**SET EXERCISE:** The entries below contain pictures. Retype everything except those pictures, exactly as given.

[Raw records]
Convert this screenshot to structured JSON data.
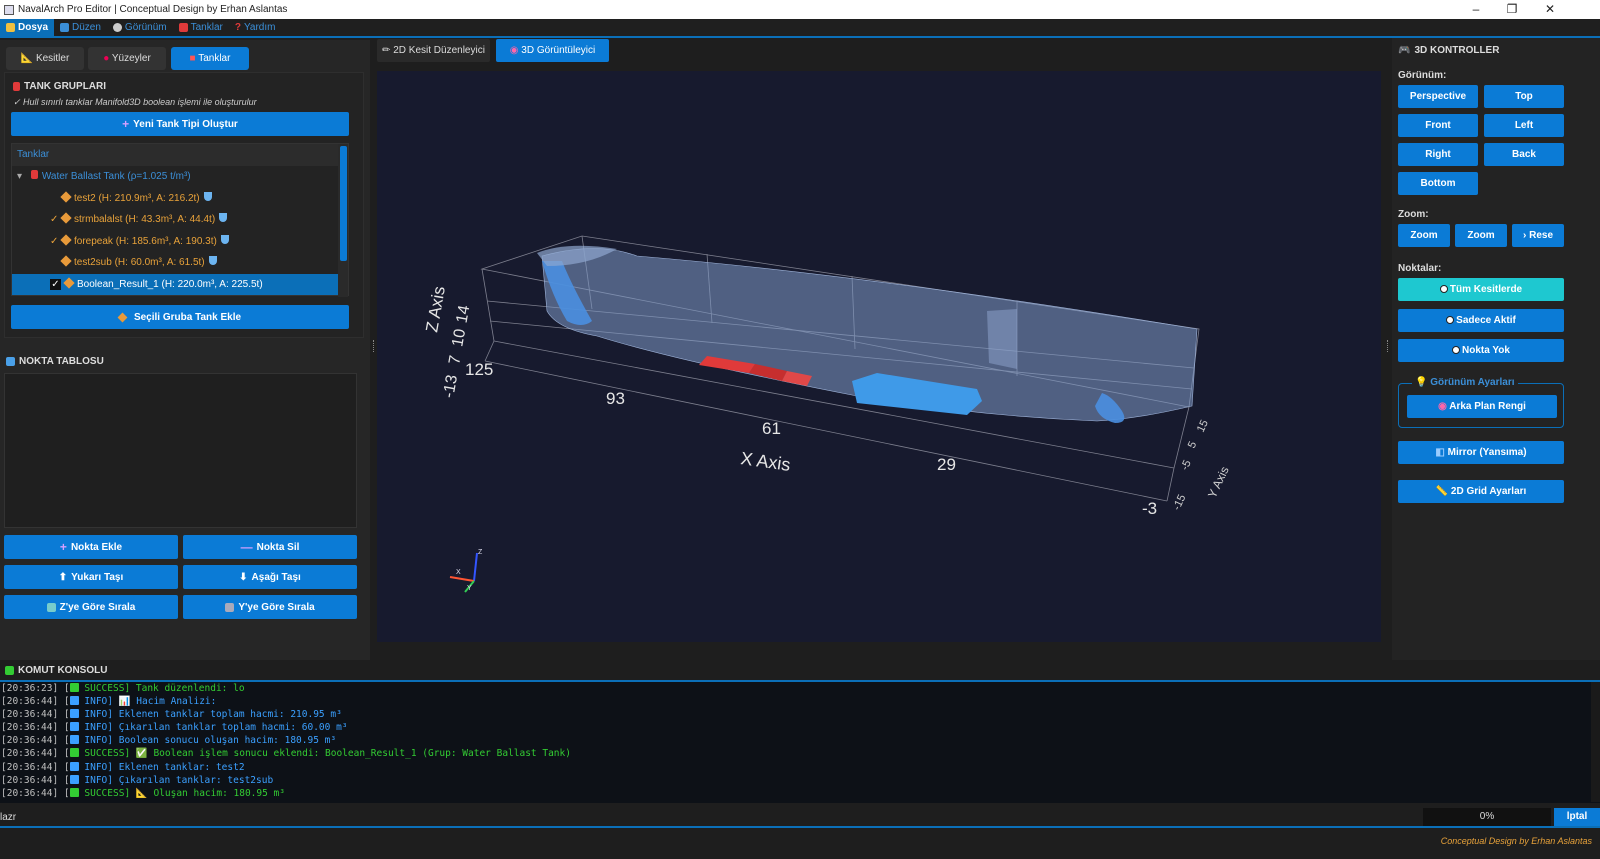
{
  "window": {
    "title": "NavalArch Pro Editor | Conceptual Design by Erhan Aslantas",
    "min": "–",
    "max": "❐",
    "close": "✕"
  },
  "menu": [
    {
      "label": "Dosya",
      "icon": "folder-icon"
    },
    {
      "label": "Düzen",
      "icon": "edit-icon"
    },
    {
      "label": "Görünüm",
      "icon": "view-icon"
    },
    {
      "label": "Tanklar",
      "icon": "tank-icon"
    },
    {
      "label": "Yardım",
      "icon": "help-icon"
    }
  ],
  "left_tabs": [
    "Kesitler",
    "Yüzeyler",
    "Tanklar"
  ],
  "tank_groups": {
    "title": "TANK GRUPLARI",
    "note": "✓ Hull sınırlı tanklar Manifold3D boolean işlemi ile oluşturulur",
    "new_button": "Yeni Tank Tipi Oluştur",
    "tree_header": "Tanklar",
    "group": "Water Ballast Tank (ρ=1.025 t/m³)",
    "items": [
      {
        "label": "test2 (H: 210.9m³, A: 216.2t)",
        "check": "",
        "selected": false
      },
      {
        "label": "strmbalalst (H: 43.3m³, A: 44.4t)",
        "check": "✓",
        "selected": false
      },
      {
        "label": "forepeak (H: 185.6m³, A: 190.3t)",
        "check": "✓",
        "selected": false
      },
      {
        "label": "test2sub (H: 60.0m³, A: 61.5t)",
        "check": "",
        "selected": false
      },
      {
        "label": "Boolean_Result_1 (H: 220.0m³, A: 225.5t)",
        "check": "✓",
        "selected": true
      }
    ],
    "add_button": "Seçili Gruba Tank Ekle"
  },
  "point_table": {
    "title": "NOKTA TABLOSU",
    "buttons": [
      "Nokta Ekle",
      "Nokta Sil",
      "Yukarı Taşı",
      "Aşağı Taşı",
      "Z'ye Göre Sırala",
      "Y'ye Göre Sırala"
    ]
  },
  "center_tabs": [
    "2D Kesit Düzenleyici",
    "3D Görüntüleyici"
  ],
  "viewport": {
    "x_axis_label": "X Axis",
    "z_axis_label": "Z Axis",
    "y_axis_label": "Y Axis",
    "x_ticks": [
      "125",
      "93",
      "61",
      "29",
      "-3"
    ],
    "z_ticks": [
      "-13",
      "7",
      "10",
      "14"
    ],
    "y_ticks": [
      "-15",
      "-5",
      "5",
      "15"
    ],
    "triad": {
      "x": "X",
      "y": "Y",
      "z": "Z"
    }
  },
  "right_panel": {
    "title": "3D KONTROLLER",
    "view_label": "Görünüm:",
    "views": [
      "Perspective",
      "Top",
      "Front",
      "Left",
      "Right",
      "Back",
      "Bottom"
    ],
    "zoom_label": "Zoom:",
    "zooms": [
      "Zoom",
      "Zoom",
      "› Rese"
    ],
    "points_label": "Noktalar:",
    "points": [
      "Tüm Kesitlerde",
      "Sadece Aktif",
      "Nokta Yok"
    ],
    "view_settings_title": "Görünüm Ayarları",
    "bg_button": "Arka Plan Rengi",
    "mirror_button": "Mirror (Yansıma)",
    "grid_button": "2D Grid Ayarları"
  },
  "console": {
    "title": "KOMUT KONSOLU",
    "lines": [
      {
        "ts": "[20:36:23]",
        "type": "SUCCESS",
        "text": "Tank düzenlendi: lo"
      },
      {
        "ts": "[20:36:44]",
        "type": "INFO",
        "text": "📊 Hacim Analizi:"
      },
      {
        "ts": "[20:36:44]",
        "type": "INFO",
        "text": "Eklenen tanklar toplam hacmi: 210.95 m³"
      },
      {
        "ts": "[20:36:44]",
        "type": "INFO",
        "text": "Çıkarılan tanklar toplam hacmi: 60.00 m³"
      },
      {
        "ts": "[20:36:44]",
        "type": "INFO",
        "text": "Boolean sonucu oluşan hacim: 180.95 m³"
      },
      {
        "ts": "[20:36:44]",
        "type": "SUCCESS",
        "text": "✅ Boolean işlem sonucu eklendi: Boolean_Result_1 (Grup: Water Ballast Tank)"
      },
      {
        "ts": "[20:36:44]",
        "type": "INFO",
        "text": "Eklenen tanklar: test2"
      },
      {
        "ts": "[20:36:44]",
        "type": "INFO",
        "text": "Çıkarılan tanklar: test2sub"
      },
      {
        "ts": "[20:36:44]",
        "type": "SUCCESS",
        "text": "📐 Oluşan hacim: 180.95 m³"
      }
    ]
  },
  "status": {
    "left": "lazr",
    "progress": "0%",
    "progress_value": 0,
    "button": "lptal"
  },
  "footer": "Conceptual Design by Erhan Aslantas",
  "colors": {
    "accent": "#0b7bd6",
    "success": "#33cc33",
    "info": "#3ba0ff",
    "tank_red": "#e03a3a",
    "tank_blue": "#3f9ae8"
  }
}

**THE OUTPUT:**
Convert this screenshot to structured JSON data.
{
  "window": {
    "title": "NavalArch Pro Editor | Conceptual Design by Erhan Aslantas",
    "min": "–",
    "max": "❐",
    "close": "✕"
  },
  "menu": [
    {
      "label": "Dosya",
      "icon": "folder-icon"
    },
    {
      "label": "Düzen",
      "icon": "edit-icon"
    },
    {
      "label": "Görünüm",
      "icon": "view-icon"
    },
    {
      "label": "Tanklar",
      "icon": "tank-icon"
    },
    {
      "label": "Yardım",
      "icon": "help-icon"
    }
  ],
  "left_tabs": [
    "Kesitler",
    "Yüzeyler",
    "Tanklar"
  ],
  "tank_groups": {
    "title": "TANK GRUPLARI",
    "note": "✓ Hull sınırlı tanklar Manifold3D boolean işlemi ile oluşturulur",
    "new_button": "Yeni Tank Tipi Oluştur",
    "tree_header": "Tanklar",
    "group": "Water Ballast Tank (ρ=1.025 t/m³)",
    "items": [
      {
        "label": "test2 (H: 210.9m³, A: 216.2t)",
        "check": "",
        "selected": false
      },
      {
        "label": "strmbalalst (H: 43.3m³, A: 44.4t)",
        "check": "✓",
        "selected": false
      },
      {
        "label": "forepeak (H: 185.6m³, A: 190.3t)",
        "check": "✓",
        "selected": false
      },
      {
        "label": "test2sub (H: 60.0m³, A: 61.5t)",
        "check": "",
        "selected": false
      },
      {
        "label": "Boolean_Result_1 (H: 220.0m³, A: 225.5t)",
        "check": "✓",
        "selected": true
      }
    ],
    "add_button": "Seçili Gruba Tank Ekle"
  },
  "point_table": {
    "title": "NOKTA TABLOSU",
    "buttons": [
      "Nokta Ekle",
      "Nokta Sil",
      "Yukarı Taşı",
      "Aşağı Taşı",
      "Z'ye Göre Sırala",
      "Y'ye Göre Sırala"
    ]
  },
  "center_tabs": [
    "2D Kesit Düzenleyici",
    "3D Görüntüleyici"
  ],
  "viewport": {
    "x_axis_label": "X Axis",
    "z_axis_label": "Z Axis",
    "y_axis_label": "Y Axis",
    "x_ticks": [
      "125",
      "93",
      "61",
      "29",
      "-3"
    ],
    "z_ticks": [
      "-13",
      "7",
      "10",
      "14"
    ],
    "y_ticks": [
      "-15",
      "-5",
      "5",
      "15"
    ],
    "triad": {
      "x": "X",
      "y": "Y",
      "z": "Z"
    }
  },
  "right_panel": {
    "title": "3D KONTROLLER",
    "view_label": "Görünüm:",
    "views": [
      "Perspective",
      "Top",
      "Front",
      "Left",
      "Right",
      "Back",
      "Bottom"
    ],
    "zoom_label": "Zoom:",
    "zooms": [
      "Zoom",
      "Zoom",
      "› Rese"
    ],
    "points_label": "Noktalar:",
    "points": [
      "Tüm Kesitlerde",
      "Sadece Aktif",
      "Nokta Yok"
    ],
    "view_settings_title": "Görünüm Ayarları",
    "bg_button": "Arka Plan Rengi",
    "mirror_button": "Mirror (Yansıma)",
    "grid_button": "2D Grid Ayarları"
  },
  "console": {
    "title": "KOMUT KONSOLU",
    "lines": [
      {
        "ts": "[20:36:23]",
        "type": "SUCCESS",
        "text": "Tank düzenlendi: lo"
      },
      {
        "ts": "[20:36:44]",
        "type": "INFO",
        "text": "📊 Hacim Analizi:"
      },
      {
        "ts": "[20:36:44]",
        "type": "INFO",
        "text": "Eklenen tanklar toplam hacmi: 210.95 m³"
      },
      {
        "ts": "[20:36:44]",
        "type": "INFO",
        "text": "Çıkarılan tanklar toplam hacmi: 60.00 m³"
      },
      {
        "ts": "[20:36:44]",
        "type": "INFO",
        "text": "Boolean sonucu oluşan hacim: 180.95 m³"
      },
      {
        "ts": "[20:36:44]",
        "type": "SUCCESS",
        "text": "✅ Boolean işlem sonucu eklendi: Boolean_Result_1 (Grup: Water Ballast Tank)"
      },
      {
        "ts": "[20:36:44]",
        "type": "INFO",
        "text": "Eklenen tanklar: test2"
      },
      {
        "ts": "[20:36:44]",
        "type": "INFO",
        "text": "Çıkarılan tanklar: test2sub"
      },
      {
        "ts": "[20:36:44]",
        "type": "SUCCESS",
        "text": "📐 Oluşan hacim: 180.95 m³"
      }
    ]
  },
  "status": {
    "left": "lazr",
    "progress": "0%",
    "progress_value": 0,
    "button": "lptal"
  },
  "footer": "Conceptual Design by Erhan Aslantas",
  "colors": {
    "accent": "#0b7bd6",
    "success": "#33cc33",
    "info": "#3ba0ff",
    "tank_red": "#e03a3a",
    "tank_blue": "#3f9ae8"
  }
}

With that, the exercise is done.